#### [Task instructions]
What lines of the data include the string "color"? Copy them all.
-----
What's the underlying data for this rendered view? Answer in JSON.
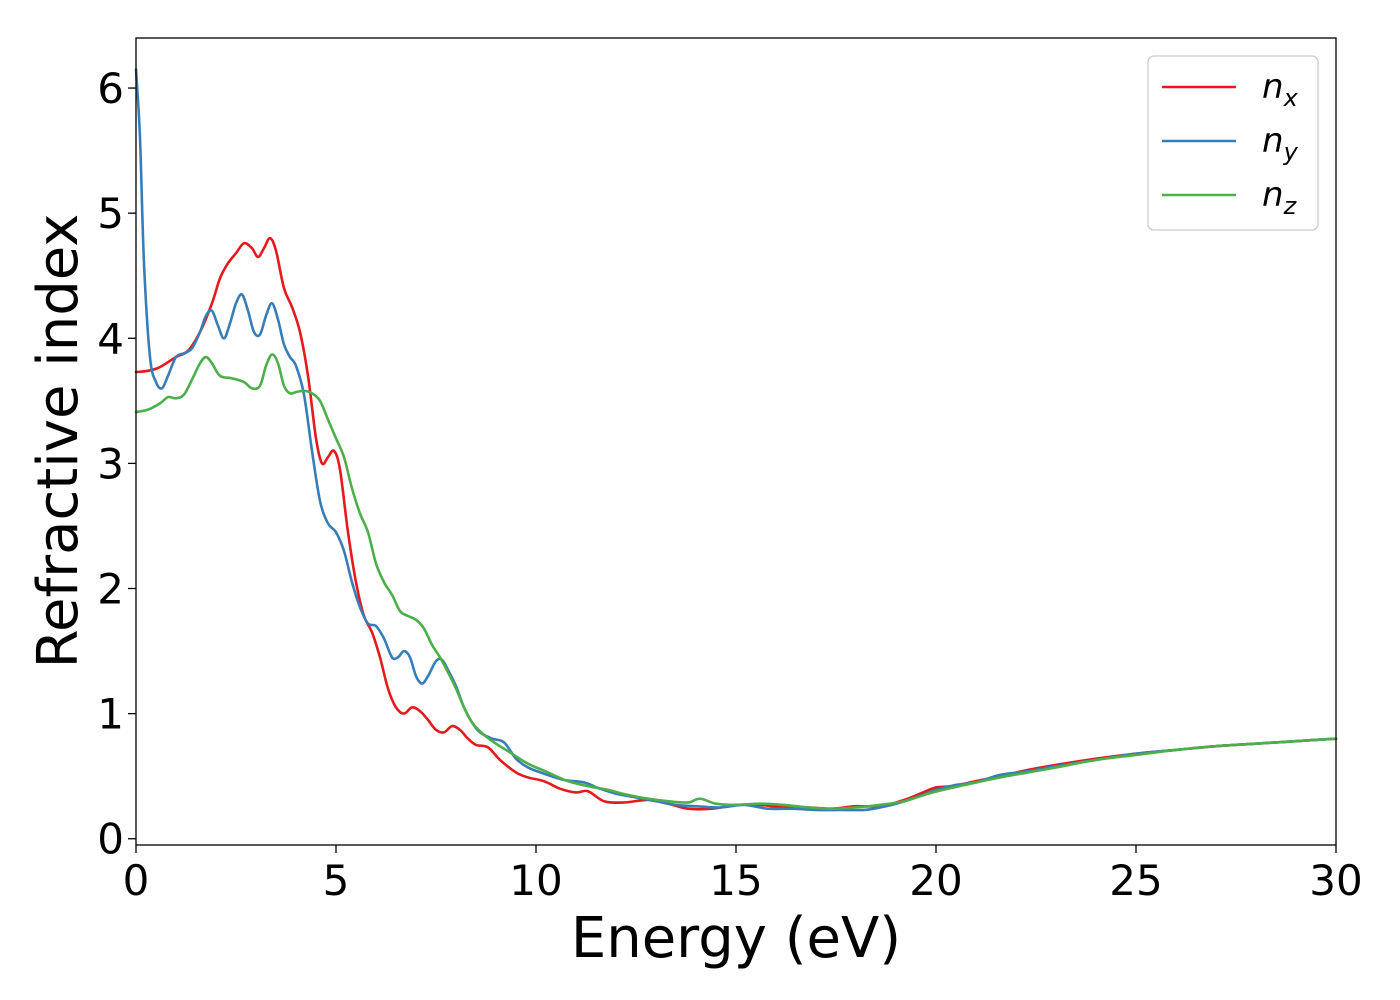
{
  "chart_data": {
    "type": "line",
    "xlabel": "Energy (eV)",
    "ylabel": "Refractive index",
    "xlim": [
      0,
      30
    ],
    "ylim": [
      -0.05,
      6.4
    ],
    "xticks": [
      0,
      5,
      10,
      15,
      20,
      25,
      30
    ],
    "xtick_labels": [
      "0",
      "5",
      "10",
      "15",
      "20",
      "25",
      "30"
    ],
    "yticks": [
      0,
      1,
      2,
      3,
      4,
      5,
      6
    ],
    "ytick_labels": [
      "0",
      "1",
      "2",
      "3",
      "4",
      "5",
      "6"
    ],
    "grid": false,
    "legend_position": "top-right",
    "series": [
      {
        "name": "n",
        "subscript": "x",
        "color": "#e41a1c",
        "points": [
          [
            0,
            3.73
          ],
          [
            0.3,
            3.74
          ],
          [
            0.6,
            3.77
          ],
          [
            1.0,
            3.85
          ],
          [
            1.3,
            3.9
          ],
          [
            1.6,
            4.05
          ],
          [
            1.9,
            4.28
          ],
          [
            2.1,
            4.48
          ],
          [
            2.3,
            4.6
          ],
          [
            2.5,
            4.68
          ],
          [
            2.7,
            4.76
          ],
          [
            2.9,
            4.72
          ],
          [
            3.05,
            4.65
          ],
          [
            3.2,
            4.72
          ],
          [
            3.35,
            4.8
          ],
          [
            3.5,
            4.7
          ],
          [
            3.7,
            4.4
          ],
          [
            3.9,
            4.25
          ],
          [
            4.1,
            4.05
          ],
          [
            4.3,
            3.7
          ],
          [
            4.5,
            3.2
          ],
          [
            4.65,
            3.0
          ],
          [
            4.8,
            3.05
          ],
          [
            4.95,
            3.1
          ],
          [
            5.1,
            2.95
          ],
          [
            5.3,
            2.45
          ],
          [
            5.5,
            2.05
          ],
          [
            5.7,
            1.78
          ],
          [
            5.9,
            1.65
          ],
          [
            6.1,
            1.45
          ],
          [
            6.3,
            1.2
          ],
          [
            6.5,
            1.05
          ],
          [
            6.7,
            1.0
          ],
          [
            6.9,
            1.05
          ],
          [
            7.1,
            1.02
          ],
          [
            7.3,
            0.95
          ],
          [
            7.5,
            0.87
          ],
          [
            7.7,
            0.85
          ],
          [
            7.9,
            0.9
          ],
          [
            8.1,
            0.87
          ],
          [
            8.3,
            0.8
          ],
          [
            8.5,
            0.75
          ],
          [
            8.8,
            0.73
          ],
          [
            9.1,
            0.63
          ],
          [
            9.5,
            0.53
          ],
          [
            9.8,
            0.49
          ],
          [
            10.2,
            0.46
          ],
          [
            10.6,
            0.4
          ],
          [
            11.0,
            0.37
          ],
          [
            11.3,
            0.38
          ],
          [
            11.7,
            0.3
          ],
          [
            12.2,
            0.29
          ],
          [
            12.8,
            0.31
          ],
          [
            13.3,
            0.28
          ],
          [
            13.8,
            0.24
          ],
          [
            14.4,
            0.24
          ],
          [
            15.0,
            0.27
          ],
          [
            15.6,
            0.27
          ],
          [
            16.2,
            0.25
          ],
          [
            16.8,
            0.25
          ],
          [
            17.4,
            0.24
          ],
          [
            18.0,
            0.26
          ],
          [
            18.6,
            0.26
          ],
          [
            19.2,
            0.31
          ],
          [
            19.6,
            0.36
          ],
          [
            20.0,
            0.41
          ],
          [
            20.4,
            0.42
          ],
          [
            21.0,
            0.46
          ],
          [
            21.6,
            0.5
          ],
          [
            22.3,
            0.55
          ],
          [
            23.0,
            0.59
          ],
          [
            24.0,
            0.64
          ],
          [
            25.0,
            0.68
          ],
          [
            26.0,
            0.71
          ],
          [
            27.0,
            0.74
          ],
          [
            28.0,
            0.76
          ],
          [
            29.0,
            0.78
          ],
          [
            30.0,
            0.8
          ]
        ]
      },
      {
        "name": "n",
        "subscript": "y",
        "color": "#377eb8",
        "points": [
          [
            0,
            6.15
          ],
          [
            0.1,
            5.6
          ],
          [
            0.2,
            4.6
          ],
          [
            0.35,
            3.85
          ],
          [
            0.5,
            3.65
          ],
          [
            0.65,
            3.6
          ],
          [
            0.8,
            3.7
          ],
          [
            1.0,
            3.85
          ],
          [
            1.2,
            3.88
          ],
          [
            1.4,
            3.92
          ],
          [
            1.6,
            4.05
          ],
          [
            1.75,
            4.18
          ],
          [
            1.9,
            4.22
          ],
          [
            2.05,
            4.1
          ],
          [
            2.2,
            4.0
          ],
          [
            2.35,
            4.12
          ],
          [
            2.5,
            4.28
          ],
          [
            2.65,
            4.35
          ],
          [
            2.8,
            4.22
          ],
          [
            2.95,
            4.05
          ],
          [
            3.1,
            4.03
          ],
          [
            3.25,
            4.18
          ],
          [
            3.4,
            4.28
          ],
          [
            3.55,
            4.15
          ],
          [
            3.7,
            3.95
          ],
          [
            3.85,
            3.85
          ],
          [
            4.0,
            3.78
          ],
          [
            4.2,
            3.55
          ],
          [
            4.4,
            3.1
          ],
          [
            4.6,
            2.7
          ],
          [
            4.8,
            2.52
          ],
          [
            5.0,
            2.45
          ],
          [
            5.2,
            2.3
          ],
          [
            5.4,
            2.05
          ],
          [
            5.6,
            1.85
          ],
          [
            5.8,
            1.72
          ],
          [
            6.0,
            1.7
          ],
          [
            6.2,
            1.6
          ],
          [
            6.4,
            1.45
          ],
          [
            6.55,
            1.45
          ],
          [
            6.7,
            1.5
          ],
          [
            6.85,
            1.45
          ],
          [
            7.0,
            1.3
          ],
          [
            7.15,
            1.24
          ],
          [
            7.3,
            1.3
          ],
          [
            7.5,
            1.42
          ],
          [
            7.65,
            1.43
          ],
          [
            7.8,
            1.35
          ],
          [
            8.0,
            1.22
          ],
          [
            8.2,
            1.05
          ],
          [
            8.4,
            0.93
          ],
          [
            8.6,
            0.85
          ],
          [
            8.9,
            0.8
          ],
          [
            9.2,
            0.77
          ],
          [
            9.5,
            0.64
          ],
          [
            9.8,
            0.57
          ],
          [
            10.2,
            0.52
          ],
          [
            10.7,
            0.47
          ],
          [
            11.2,
            0.45
          ],
          [
            11.6,
            0.4
          ],
          [
            12.0,
            0.36
          ],
          [
            12.5,
            0.33
          ],
          [
            13.0,
            0.3
          ],
          [
            13.5,
            0.27
          ],
          [
            14.0,
            0.26
          ],
          [
            14.6,
            0.25
          ],
          [
            15.2,
            0.27
          ],
          [
            15.8,
            0.24
          ],
          [
            16.4,
            0.24
          ],
          [
            17.0,
            0.23
          ],
          [
            17.6,
            0.23
          ],
          [
            18.2,
            0.23
          ],
          [
            18.6,
            0.25
          ],
          [
            19.0,
            0.28
          ],
          [
            19.5,
            0.33
          ],
          [
            20.0,
            0.39
          ],
          [
            20.5,
            0.43
          ],
          [
            21.0,
            0.45
          ],
          [
            21.6,
            0.51
          ],
          [
            22.3,
            0.54
          ],
          [
            23.0,
            0.58
          ],
          [
            24.0,
            0.63
          ],
          [
            25.0,
            0.68
          ],
          [
            26.0,
            0.71
          ],
          [
            27.0,
            0.74
          ],
          [
            28.0,
            0.76
          ],
          [
            29.0,
            0.78
          ],
          [
            30.0,
            0.8
          ]
        ]
      },
      {
        "name": "n",
        "subscript": "z",
        "color": "#4daf4a",
        "points": [
          [
            0,
            3.41
          ],
          [
            0.3,
            3.43
          ],
          [
            0.6,
            3.48
          ],
          [
            0.8,
            3.53
          ],
          [
            1.0,
            3.52
          ],
          [
            1.2,
            3.55
          ],
          [
            1.4,
            3.67
          ],
          [
            1.6,
            3.8
          ],
          [
            1.75,
            3.85
          ],
          [
            1.9,
            3.8
          ],
          [
            2.1,
            3.7
          ],
          [
            2.4,
            3.68
          ],
          [
            2.7,
            3.65
          ],
          [
            2.9,
            3.6
          ],
          [
            3.1,
            3.62
          ],
          [
            3.25,
            3.78
          ],
          [
            3.4,
            3.87
          ],
          [
            3.55,
            3.8
          ],
          [
            3.7,
            3.62
          ],
          [
            3.85,
            3.56
          ],
          [
            4.0,
            3.57
          ],
          [
            4.2,
            3.58
          ],
          [
            4.4,
            3.56
          ],
          [
            4.6,
            3.5
          ],
          [
            4.8,
            3.35
          ],
          [
            5.0,
            3.2
          ],
          [
            5.2,
            3.05
          ],
          [
            5.4,
            2.8
          ],
          [
            5.6,
            2.6
          ],
          [
            5.8,
            2.45
          ],
          [
            6.0,
            2.2
          ],
          [
            6.2,
            2.05
          ],
          [
            6.4,
            1.95
          ],
          [
            6.6,
            1.82
          ],
          [
            6.8,
            1.78
          ],
          [
            7.0,
            1.75
          ],
          [
            7.2,
            1.68
          ],
          [
            7.4,
            1.55
          ],
          [
            7.6,
            1.45
          ],
          [
            7.8,
            1.33
          ],
          [
            8.0,
            1.2
          ],
          [
            8.2,
            1.05
          ],
          [
            8.4,
            0.93
          ],
          [
            8.7,
            0.83
          ],
          [
            9.0,
            0.76
          ],
          [
            9.4,
            0.68
          ],
          [
            9.8,
            0.6
          ],
          [
            10.3,
            0.53
          ],
          [
            10.8,
            0.46
          ],
          [
            11.3,
            0.42
          ],
          [
            11.8,
            0.39
          ],
          [
            12.3,
            0.35
          ],
          [
            12.8,
            0.32
          ],
          [
            13.3,
            0.3
          ],
          [
            13.8,
            0.29
          ],
          [
            14.1,
            0.32
          ],
          [
            14.5,
            0.28
          ],
          [
            15.0,
            0.27
          ],
          [
            15.6,
            0.28
          ],
          [
            16.2,
            0.27
          ],
          [
            16.8,
            0.25
          ],
          [
            17.4,
            0.24
          ],
          [
            18.0,
            0.25
          ],
          [
            18.6,
            0.27
          ],
          [
            19.2,
            0.3
          ],
          [
            19.8,
            0.36
          ],
          [
            20.3,
            0.4
          ],
          [
            21.0,
            0.45
          ],
          [
            21.6,
            0.49
          ],
          [
            22.3,
            0.53
          ],
          [
            23.0,
            0.57
          ],
          [
            24.0,
            0.63
          ],
          [
            25.0,
            0.67
          ],
          [
            26.0,
            0.71
          ],
          [
            27.0,
            0.74
          ],
          [
            28.0,
            0.76
          ],
          [
            29.0,
            0.78
          ],
          [
            30.0,
            0.8
          ]
        ]
      }
    ]
  }
}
-----
#### [Finished answer]
        "color": "#e41a1c",
        "color": "#377eb8",
        "color": "#4daf4a",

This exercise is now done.